# Start of Given data

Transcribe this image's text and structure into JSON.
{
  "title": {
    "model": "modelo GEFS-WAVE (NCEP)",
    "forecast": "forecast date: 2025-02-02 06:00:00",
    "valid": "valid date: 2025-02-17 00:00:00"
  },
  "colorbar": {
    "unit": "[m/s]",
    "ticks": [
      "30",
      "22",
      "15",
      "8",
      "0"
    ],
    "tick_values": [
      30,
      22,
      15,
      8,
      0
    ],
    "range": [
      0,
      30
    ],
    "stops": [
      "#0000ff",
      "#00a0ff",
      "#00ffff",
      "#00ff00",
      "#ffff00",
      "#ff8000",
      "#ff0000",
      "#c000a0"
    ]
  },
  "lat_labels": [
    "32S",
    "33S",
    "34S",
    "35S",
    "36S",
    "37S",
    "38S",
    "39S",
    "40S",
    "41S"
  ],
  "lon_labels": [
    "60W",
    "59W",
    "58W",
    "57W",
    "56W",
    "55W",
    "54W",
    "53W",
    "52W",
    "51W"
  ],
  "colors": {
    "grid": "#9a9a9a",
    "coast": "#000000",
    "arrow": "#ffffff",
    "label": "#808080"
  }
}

# End of Given data

## [To be done]
Output all of the data again. Match it exactly.

## [Exercise result]
Transcribe this image's text and structure into JSON.
{
  "title": {
    "model": "modelo GEFS-WAVE (NCEP)",
    "forecast": "forecast date: 2025-02-02 06:00:00",
    "valid": "valid date: 2025-02-17 00:00:00"
  },
  "colorbar": {
    "unit": "[m/s]",
    "ticks": [
      "30",
      "22",
      "15",
      "8",
      "0"
    ],
    "tick_values": [
      30,
      22,
      15,
      8,
      0
    ],
    "range": [
      0,
      30
    ],
    "stops": [
      "#0000ff",
      "#00a0ff",
      "#00ffff",
      "#00ff00",
      "#ffff00",
      "#ff8000",
      "#ff0000",
      "#c000a0"
    ]
  },
  "lat_labels": [
    "32S",
    "33S",
    "34S",
    "35S",
    "36S",
    "37S",
    "38S",
    "39S",
    "40S",
    "41S"
  ],
  "lon_labels": [
    "60W",
    "59W",
    "58W",
    "57W",
    "56W",
    "55W",
    "54W",
    "53W",
    "52W",
    "51W"
  ],
  "colors": {
    "grid": "#9a9a9a",
    "coast": "#000000",
    "arrow": "#ffffff",
    "label": "#808080"
  }
}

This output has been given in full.